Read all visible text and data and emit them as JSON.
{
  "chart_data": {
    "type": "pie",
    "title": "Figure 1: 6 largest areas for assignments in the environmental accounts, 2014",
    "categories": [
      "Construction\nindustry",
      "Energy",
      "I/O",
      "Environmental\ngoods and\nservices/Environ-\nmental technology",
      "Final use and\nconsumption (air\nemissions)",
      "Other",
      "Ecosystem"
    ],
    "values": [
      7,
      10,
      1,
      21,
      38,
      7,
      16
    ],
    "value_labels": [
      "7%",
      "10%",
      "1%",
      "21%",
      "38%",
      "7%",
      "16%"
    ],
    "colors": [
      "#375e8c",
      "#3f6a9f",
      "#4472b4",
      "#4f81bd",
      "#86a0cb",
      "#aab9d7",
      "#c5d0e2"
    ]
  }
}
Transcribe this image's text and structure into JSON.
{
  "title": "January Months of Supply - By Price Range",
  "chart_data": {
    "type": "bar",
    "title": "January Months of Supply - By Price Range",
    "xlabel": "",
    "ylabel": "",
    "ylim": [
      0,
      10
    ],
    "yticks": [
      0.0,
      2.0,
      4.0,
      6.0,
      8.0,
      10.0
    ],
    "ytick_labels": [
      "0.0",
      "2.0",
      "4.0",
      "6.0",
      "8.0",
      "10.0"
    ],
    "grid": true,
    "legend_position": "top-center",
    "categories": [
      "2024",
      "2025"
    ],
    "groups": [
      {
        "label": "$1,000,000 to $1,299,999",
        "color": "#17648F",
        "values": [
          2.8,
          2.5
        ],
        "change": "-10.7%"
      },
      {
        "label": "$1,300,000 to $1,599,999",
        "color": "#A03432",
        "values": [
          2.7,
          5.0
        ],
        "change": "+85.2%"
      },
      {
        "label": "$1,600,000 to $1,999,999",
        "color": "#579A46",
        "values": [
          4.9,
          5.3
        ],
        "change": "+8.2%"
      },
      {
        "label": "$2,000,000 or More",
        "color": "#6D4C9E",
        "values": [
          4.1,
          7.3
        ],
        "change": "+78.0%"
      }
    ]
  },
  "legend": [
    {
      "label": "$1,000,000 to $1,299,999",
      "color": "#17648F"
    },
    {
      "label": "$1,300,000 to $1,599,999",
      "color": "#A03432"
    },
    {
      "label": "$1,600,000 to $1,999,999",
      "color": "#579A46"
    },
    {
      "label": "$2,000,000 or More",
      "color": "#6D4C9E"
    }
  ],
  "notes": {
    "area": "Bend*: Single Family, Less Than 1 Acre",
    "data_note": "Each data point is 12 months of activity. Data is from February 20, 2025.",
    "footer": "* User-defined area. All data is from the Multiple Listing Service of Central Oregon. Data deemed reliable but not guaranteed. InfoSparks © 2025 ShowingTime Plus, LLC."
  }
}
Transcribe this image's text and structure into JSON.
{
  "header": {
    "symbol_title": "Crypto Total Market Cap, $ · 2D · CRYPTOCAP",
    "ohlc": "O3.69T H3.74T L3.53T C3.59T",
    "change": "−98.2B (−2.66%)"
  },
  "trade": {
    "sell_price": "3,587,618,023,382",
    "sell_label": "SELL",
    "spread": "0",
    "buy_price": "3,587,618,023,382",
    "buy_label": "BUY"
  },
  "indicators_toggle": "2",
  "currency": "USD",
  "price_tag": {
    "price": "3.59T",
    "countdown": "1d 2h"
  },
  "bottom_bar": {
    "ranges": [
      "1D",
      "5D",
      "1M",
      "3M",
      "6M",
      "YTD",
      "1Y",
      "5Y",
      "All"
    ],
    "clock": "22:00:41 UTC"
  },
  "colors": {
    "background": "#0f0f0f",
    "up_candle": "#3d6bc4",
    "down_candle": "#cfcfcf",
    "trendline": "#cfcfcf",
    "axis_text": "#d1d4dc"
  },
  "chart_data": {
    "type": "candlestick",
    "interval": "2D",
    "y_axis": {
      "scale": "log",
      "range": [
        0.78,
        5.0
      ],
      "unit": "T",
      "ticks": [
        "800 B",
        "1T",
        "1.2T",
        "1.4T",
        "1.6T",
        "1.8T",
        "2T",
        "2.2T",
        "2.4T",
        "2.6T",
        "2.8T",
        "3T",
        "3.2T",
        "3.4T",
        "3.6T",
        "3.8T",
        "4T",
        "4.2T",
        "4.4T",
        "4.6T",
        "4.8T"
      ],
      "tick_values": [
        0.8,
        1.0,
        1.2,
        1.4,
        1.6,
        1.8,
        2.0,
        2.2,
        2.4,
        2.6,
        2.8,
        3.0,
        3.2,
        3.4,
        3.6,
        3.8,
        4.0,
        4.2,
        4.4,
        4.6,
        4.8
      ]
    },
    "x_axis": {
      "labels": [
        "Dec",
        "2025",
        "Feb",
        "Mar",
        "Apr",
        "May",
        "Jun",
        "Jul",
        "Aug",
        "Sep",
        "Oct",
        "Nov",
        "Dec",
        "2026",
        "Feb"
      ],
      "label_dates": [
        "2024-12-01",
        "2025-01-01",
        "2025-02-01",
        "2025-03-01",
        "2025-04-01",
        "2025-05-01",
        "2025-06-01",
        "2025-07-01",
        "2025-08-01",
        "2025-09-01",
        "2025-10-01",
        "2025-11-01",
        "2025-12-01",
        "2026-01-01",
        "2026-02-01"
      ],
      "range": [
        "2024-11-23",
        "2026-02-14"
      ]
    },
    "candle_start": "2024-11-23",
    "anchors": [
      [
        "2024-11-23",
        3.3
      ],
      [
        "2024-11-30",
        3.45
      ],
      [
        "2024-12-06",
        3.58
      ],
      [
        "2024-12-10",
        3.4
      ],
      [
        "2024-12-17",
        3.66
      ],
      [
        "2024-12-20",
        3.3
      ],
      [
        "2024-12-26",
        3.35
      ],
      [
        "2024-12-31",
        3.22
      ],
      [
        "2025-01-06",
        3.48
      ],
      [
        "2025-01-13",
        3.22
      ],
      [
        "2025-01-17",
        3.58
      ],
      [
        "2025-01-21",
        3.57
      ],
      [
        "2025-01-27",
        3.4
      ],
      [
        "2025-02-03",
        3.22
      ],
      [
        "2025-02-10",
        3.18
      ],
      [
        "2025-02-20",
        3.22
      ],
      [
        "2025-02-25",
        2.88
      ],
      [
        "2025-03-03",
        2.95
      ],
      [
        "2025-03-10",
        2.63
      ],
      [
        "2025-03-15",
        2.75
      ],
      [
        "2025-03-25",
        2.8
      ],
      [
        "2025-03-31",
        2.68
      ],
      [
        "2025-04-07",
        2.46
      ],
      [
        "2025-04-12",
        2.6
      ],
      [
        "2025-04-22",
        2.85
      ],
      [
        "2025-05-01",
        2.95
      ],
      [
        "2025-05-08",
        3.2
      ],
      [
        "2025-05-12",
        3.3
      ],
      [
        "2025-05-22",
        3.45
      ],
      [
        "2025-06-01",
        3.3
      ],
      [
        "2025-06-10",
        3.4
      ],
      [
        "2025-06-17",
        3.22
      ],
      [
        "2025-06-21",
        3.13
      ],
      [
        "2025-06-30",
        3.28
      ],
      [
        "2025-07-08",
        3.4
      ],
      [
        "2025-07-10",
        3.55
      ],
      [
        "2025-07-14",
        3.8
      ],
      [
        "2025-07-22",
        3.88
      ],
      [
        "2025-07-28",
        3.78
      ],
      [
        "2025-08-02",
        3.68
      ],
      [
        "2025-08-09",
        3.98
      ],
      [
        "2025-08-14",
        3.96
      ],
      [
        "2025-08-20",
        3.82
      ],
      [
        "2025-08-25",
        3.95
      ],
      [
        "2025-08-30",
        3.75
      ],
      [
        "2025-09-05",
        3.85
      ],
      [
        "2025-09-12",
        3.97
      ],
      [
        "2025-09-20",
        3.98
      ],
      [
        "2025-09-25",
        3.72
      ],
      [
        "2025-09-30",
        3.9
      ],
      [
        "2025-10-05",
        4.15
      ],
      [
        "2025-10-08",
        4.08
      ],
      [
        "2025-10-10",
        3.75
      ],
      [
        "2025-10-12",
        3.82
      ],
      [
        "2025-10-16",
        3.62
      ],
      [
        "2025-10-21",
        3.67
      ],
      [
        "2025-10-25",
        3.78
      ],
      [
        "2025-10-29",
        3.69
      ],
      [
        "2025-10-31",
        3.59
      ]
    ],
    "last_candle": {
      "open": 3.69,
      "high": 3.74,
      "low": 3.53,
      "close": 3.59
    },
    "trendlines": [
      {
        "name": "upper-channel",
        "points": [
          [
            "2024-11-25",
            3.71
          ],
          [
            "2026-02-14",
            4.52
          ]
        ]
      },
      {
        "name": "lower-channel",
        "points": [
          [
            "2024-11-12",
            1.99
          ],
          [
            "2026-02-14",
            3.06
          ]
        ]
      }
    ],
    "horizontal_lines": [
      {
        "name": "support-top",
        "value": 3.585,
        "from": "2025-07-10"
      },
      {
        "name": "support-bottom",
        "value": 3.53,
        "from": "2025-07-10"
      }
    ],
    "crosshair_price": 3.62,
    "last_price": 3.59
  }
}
+===+
TASK DESCRIPTION: In the listing above, how many lines include the word "Supply"? Answer with the number and nothing more.

OUTPUT OF THE TASK: 2